* TÂCHE À TRAITER *
Reproduisez à l'identique le passage de l'extrait ci-dessous qui débute aux mots « D'autre part un » et s'arrête après « en infographie ? ».

* EXTRAIT FOURNI *
Ensuite, il nous fallait trouver les angles exacts à chaque prise de vue, avec une focale comparable à celle du photographe de l'époque. Ce travail est extrêmement minutieux. Nous avons nos petites techniques pour nous ajuster au mieux ; nous les gardons pour nous..."

Quand tu es dans le cadre, tu en sors au fur et à mesure que l'image d'archive apparaît. Pourquoi ?

Notre objectif est de montrer à quel point des lieux topographiquement identiques ont durablement changé. Qu'apporterait la présence anachronique d'un journaliste dans l'image d'archive ? (on n'est pas dans Forrest Gump, ndlr). C'est une question de sens, mais aussi de respect. Nous avons néanmoins joué l'anachronisme de fait en ajoutant du son pour rendre notre trucage plus immersif, mais avec parcimonie et en veillant à la "vraisemblance" des sons en question."

la pluie et la boue de Verdun n'ont pas besoin d'effets spéciaux...

la pluie et la boue de Verdun n'ont pas besoin d'effets spéciaux...

Cette question de la limite à ne pas franchir est notre obsession. Le trucage numérique n'est pas destiné à nous permettre de "faire les marioles", même si on ne détesterait pas ça ! Il doit faire sens du début à la fin. Sur toutes les télés du monde, on voit des innovations tous les jours. Comble de l'absurde, des confrères américains ont récemment interrogé leur envoyé spécial en Irak sous la forme d'un hologramme projeté sur leur plateau. Autrement dit ils ont envoyé un reporter sur le terrain à des milliers de km pour l'interroger virtuellement à deux mètres du présentateur !

D'autre part un trucage raté entraîne immanquablement un certain ridicule. L’œil du téléspectateur est habitué aux effets spéciaux du cinéma de fiction. Un truc "cheap" nous attirerait tout de suite quelques quolibets...

Interview d'Arnaud Vincenti, notre directeur artistique :

Arnaud Vincenti

Arnaud Vincenti

Qu'est-ce que la parallaxe en infographie ?

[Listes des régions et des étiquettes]
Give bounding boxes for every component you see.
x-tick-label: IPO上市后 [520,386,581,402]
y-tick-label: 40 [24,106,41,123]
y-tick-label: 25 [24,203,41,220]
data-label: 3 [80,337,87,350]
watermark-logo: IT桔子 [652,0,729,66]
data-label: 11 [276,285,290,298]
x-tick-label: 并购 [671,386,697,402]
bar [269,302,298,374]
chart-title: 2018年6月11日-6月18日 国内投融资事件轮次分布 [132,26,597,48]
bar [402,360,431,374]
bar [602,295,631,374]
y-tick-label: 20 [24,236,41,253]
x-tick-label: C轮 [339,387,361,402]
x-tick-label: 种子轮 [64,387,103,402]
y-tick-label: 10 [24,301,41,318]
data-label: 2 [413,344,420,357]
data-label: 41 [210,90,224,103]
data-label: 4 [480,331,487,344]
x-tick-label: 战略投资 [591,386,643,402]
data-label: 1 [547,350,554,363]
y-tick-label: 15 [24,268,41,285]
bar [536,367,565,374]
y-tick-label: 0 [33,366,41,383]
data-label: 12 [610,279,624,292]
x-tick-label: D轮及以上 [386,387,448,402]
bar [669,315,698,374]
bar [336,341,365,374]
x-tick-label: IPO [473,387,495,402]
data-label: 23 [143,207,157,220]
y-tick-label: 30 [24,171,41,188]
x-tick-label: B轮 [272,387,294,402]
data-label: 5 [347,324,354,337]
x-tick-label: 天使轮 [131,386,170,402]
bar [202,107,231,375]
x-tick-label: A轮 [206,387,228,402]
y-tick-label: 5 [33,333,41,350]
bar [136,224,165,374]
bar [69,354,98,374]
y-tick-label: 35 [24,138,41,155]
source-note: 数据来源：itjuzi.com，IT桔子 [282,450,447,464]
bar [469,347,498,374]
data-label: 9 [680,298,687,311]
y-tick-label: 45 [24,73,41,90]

* RÉSULTAT FINAL *
D'autre part un trucage raté entraîne immanquablement un certain ridicule. L’œil du téléspectateur est habitué aux effets spéciaux du cinéma de fiction. Un truc "cheap" nous attirerait tout de suite quelques quolibets...

Interview d'Arnaud Vincenti, notre directeur artistique :

Arnaud Vincenti

Arnaud Vincenti

Qu'est-ce que la parallaxe en infographie ?